Data records:
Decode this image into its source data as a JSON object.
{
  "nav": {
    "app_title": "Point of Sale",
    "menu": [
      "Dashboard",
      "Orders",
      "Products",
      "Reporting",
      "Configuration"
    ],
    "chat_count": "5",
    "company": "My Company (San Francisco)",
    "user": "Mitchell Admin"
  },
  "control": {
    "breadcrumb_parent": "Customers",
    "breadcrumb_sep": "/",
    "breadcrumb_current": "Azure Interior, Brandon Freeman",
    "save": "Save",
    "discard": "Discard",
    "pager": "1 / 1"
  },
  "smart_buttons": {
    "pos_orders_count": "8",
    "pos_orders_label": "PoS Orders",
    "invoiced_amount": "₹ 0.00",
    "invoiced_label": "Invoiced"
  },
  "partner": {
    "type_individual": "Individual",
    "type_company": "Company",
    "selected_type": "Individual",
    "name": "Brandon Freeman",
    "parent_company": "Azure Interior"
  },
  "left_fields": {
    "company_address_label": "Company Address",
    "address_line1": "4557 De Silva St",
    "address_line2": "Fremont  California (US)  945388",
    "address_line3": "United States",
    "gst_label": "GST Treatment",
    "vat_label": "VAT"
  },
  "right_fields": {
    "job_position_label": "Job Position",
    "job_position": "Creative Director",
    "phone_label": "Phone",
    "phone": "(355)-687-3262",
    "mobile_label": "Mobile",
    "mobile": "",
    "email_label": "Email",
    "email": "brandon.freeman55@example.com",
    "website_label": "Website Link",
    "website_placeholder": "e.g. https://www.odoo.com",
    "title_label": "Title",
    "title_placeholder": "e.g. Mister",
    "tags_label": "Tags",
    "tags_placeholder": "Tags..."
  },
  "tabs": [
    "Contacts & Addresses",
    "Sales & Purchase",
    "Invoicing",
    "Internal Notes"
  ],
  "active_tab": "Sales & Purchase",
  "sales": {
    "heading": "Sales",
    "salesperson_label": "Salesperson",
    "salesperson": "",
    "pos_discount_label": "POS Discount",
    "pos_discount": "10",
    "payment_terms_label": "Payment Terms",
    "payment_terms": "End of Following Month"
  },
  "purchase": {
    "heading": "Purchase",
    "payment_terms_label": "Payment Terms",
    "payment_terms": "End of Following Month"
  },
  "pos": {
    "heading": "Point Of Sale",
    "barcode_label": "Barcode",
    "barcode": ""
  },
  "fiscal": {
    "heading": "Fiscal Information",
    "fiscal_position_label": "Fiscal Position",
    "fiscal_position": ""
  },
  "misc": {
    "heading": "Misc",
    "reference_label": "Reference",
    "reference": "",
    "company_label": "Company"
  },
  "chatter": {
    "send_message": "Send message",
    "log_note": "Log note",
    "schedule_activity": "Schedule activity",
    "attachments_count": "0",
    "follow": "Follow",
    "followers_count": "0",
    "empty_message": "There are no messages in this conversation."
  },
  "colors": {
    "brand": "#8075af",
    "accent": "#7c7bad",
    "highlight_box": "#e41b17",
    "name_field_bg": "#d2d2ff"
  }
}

The problem: Reproduce the whole listing word for word.

Answer to this task:
Decode this image into its source data as a JSON object.
{
  "nav": {
    "app_title": "Point of Sale",
    "menu": [
      "Dashboard",
      "Orders",
      "Products",
      "Reporting",
      "Configuration"
    ],
    "chat_count": "5",
    "company": "My Company (San Francisco)",
    "user": "Mitchell Admin"
  },
  "control": {
    "breadcrumb_parent": "Customers",
    "breadcrumb_sep": "/",
    "breadcrumb_current": "Azure Interior, Brandon Freeman",
    "save": "Save",
    "discard": "Discard",
    "pager": "1 / 1"
  },
  "smart_buttons": {
    "pos_orders_count": "8",
    "pos_orders_label": "PoS Orders",
    "invoiced_amount": "₹ 0.00",
    "invoiced_label": "Invoiced"
  },
  "partner": {
    "type_individual": "Individual",
    "type_company": "Company",
    "selected_type": "Individual",
    "name": "Brandon Freeman",
    "parent_company": "Azure Interior"
  },
  "left_fields": {
    "company_address_label": "Company Address",
    "address_line1": "4557 De Silva St",
    "address_line2": "Fremont  California (US)  945388",
    "address_line3": "United States",
    "gst_label": "GST Treatment",
    "vat_label": "VAT"
  },
  "right_fields": {
    "job_position_label": "Job Position",
    "job_position": "Creative Director",
    "phone_label": "Phone",
    "phone": "(355)-687-3262",
    "mobile_label": "Mobile",
    "mobile": "",
    "email_label": "Email",
    "email": "brandon.freeman55@example.com",
    "website_label": "Website Link",
    "website_placeholder": "e.g. https://www.odoo.com",
    "title_label": "Title",
    "title_placeholder": "e.g. Mister",
    "tags_label": "Tags",
    "tags_placeholder": "Tags..."
  },
  "tabs": [
    "Contacts & Addresses",
    "Sales & Purchase",
    "Invoicing",
    "Internal Notes"
  ],
  "active_tab": "Sales & Purchase",
  "sales": {
    "heading": "Sales",
    "salesperson_label": "Salesperson",
    "salesperson": "",
    "pos_discount_label": "POS Discount",
    "pos_discount": "10",
    "payment_terms_label": "Payment Terms",
    "payment_terms": "End of Following Month"
  },
  "purchase": {
    "heading": "Purchase",
    "payment_terms_label": "Payment Terms",
    "payment_terms": "End of Following Month"
  },
  "pos": {
    "heading": "Point Of Sale",
    "barcode_label": "Barcode",
    "barcode": ""
  },
  "fiscal": {
    "heading": "Fiscal Information",
    "fiscal_position_label": "Fiscal Position",
    "fiscal_position": ""
  },
  "misc": {
    "heading": "Misc",
    "reference_label": "Reference",
    "reference": "",
    "company_label": "Company"
  },
  "chatter": {
    "send_message": "Send message",
    "log_note": "Log note",
    "schedule_activity": "Schedule activity",
    "attachments_count": "0",
    "follow": "Follow",
    "followers_count": "0",
    "empty_message": "There are no messages in this conversation."
  },
  "colors": {
    "brand": "#8075af",
    "accent": "#7c7bad",
    "highlight_box": "#e41b17",
    "name_field_bg": "#d2d2ff"
  }
}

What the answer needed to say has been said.